Aim of the task — Do not copy the pictures; transcribe all other material exactly.

Dataset extract —
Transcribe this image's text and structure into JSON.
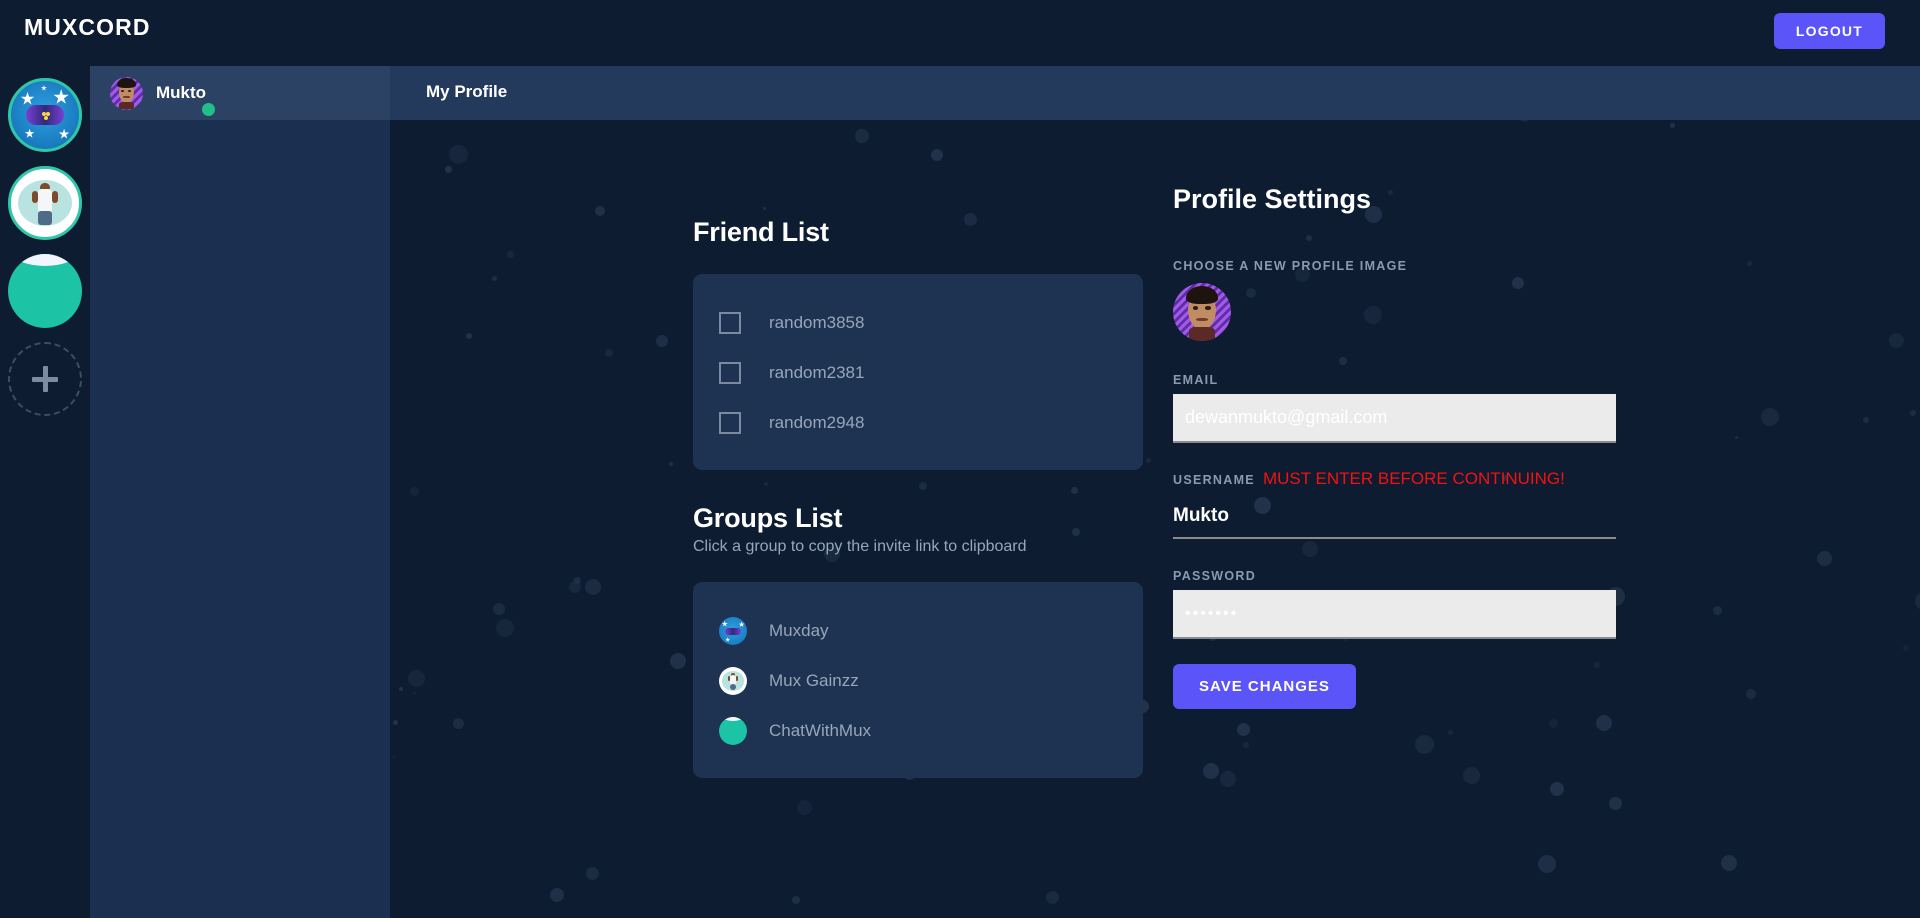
{
  "app": {
    "brand": "MUXCORD",
    "logout_label": "LOGOUT",
    "accent_color": "#5a54f9",
    "background_color": "#0d1c30",
    "panel_color": "#1b3050",
    "card_color": "#1e3251",
    "warning_color": "#f51111",
    "online_color": "#21c08a"
  },
  "server_rail": {
    "items": [
      {
        "name": "gamer-server-icon",
        "label": ""
      },
      {
        "name": "muxgainzz-server-icon",
        "label": ""
      },
      {
        "name": "chatwithmux-server-icon",
        "label": ""
      }
    ],
    "add_label": "+"
  },
  "dm_panel": {
    "user": {
      "name": "Mukto",
      "status": "online",
      "avatar_name": "mukto-avatar"
    }
  },
  "content_header": {
    "tab_label": "My Profile"
  },
  "friend_list": {
    "title": "Friend List",
    "items": [
      {
        "name": "random3858",
        "checked": false
      },
      {
        "name": "random2381",
        "checked": false
      },
      {
        "name": "random2948",
        "checked": false
      }
    ]
  },
  "groups_list": {
    "title": "Groups List",
    "subtitle": "Click a group to copy the invite link to clipboard",
    "items": [
      {
        "name": "Muxday",
        "avatar": "gamer-avatar"
      },
      {
        "name": "Mux Gainzz",
        "avatar": "buff-avatar"
      },
      {
        "name": "ChatWithMux",
        "avatar": "teal-avatar"
      }
    ]
  },
  "profile_settings": {
    "title": "Profile Settings",
    "profile_image_label": "CHOOSE A NEW PROFILE IMAGE",
    "email_label": "EMAIL",
    "email_value": "dewanmukto@gmail.com",
    "email_placeholder": "dewanmukto@gmail.com",
    "username_label": "USERNAME",
    "username_warning": "MUST ENTER BEFORE CONTINUING!",
    "username_value": "Mukto",
    "username_placeholder": "Mukto",
    "password_label": "PASSWORD",
    "password_value": "•••••••",
    "password_placeholder": "•••••••",
    "save_label": "SAVE CHANGES"
  }
}
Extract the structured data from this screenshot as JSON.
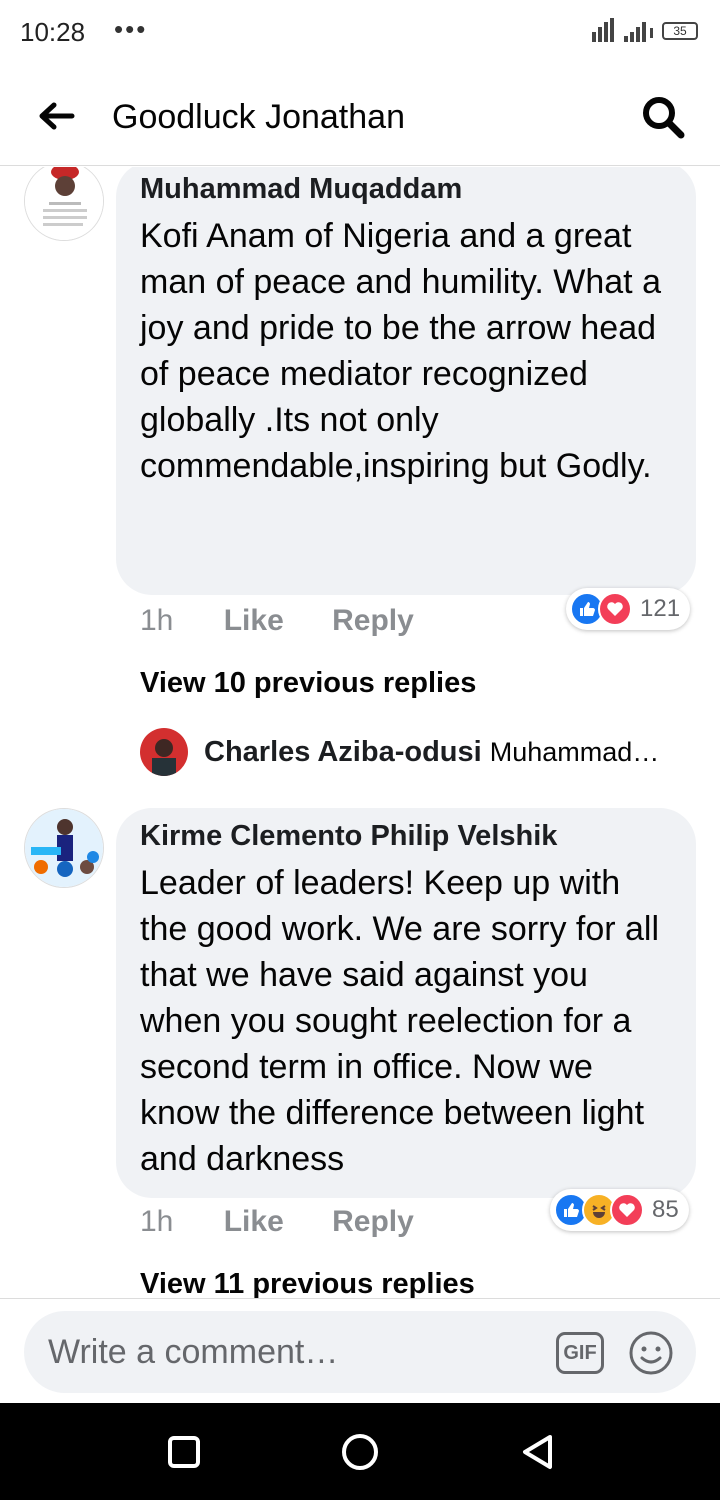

Result below —
Transcribe this image's text and structure into JSON.
{
  "app": {
    "brand": "MUXCORD",
    "logout_label": "LOGOUT",
    "accent_color": "#5a54f9",
    "background_color": "#0d1c30",
    "panel_color": "#1b3050",
    "card_color": "#1e3251",
    "warning_color": "#f51111",
    "online_color": "#21c08a"
  },
  "server_rail": {
    "items": [
      {
        "name": "gamer-server-icon",
        "label": ""
      },
      {
        "name": "muxgainzz-server-icon",
        "label": ""
      },
      {
        "name": "chatwithmux-server-icon",
        "label": ""
      }
    ],
    "add_label": "+"
  },
  "dm_panel": {
    "user": {
      "name": "Mukto",
      "status": "online",
      "avatar_name": "mukto-avatar"
    }
  },
  "content_header": {
    "tab_label": "My Profile"
  },
  "friend_list": {
    "title": "Friend List",
    "items": [
      {
        "name": "random3858",
        "checked": false
      },
      {
        "name": "random2381",
        "checked": false
      },
      {
        "name": "random2948",
        "checked": false
      }
    ]
  },
  "groups_list": {
    "title": "Groups List",
    "subtitle": "Click a group to copy the invite link to clipboard",
    "items": [
      {
        "name": "Muxday",
        "avatar": "gamer-avatar"
      },
      {
        "name": "Mux Gainzz",
        "avatar": "buff-avatar"
      },
      {
        "name": "ChatWithMux",
        "avatar": "teal-avatar"
      }
    ]
  },
  "profile_settings": {
    "title": "Profile Settings",
    "profile_image_label": "CHOOSE A NEW PROFILE IMAGE",
    "email_label": "EMAIL",
    "email_value": "dewanmukto@gmail.com",
    "email_placeholder": "dewanmukto@gmail.com",
    "username_label": "USERNAME",
    "username_warning": "MUST ENTER BEFORE CONTINUING!",
    "username_value": "Mukto",
    "username_placeholder": "Mukto",
    "password_label": "PASSWORD",
    "password_value": "•••••••",
    "password_placeholder": "•••••••",
    "save_label": "SAVE CHANGES"
  }
}
Extract the structured data from this screenshot as JSON.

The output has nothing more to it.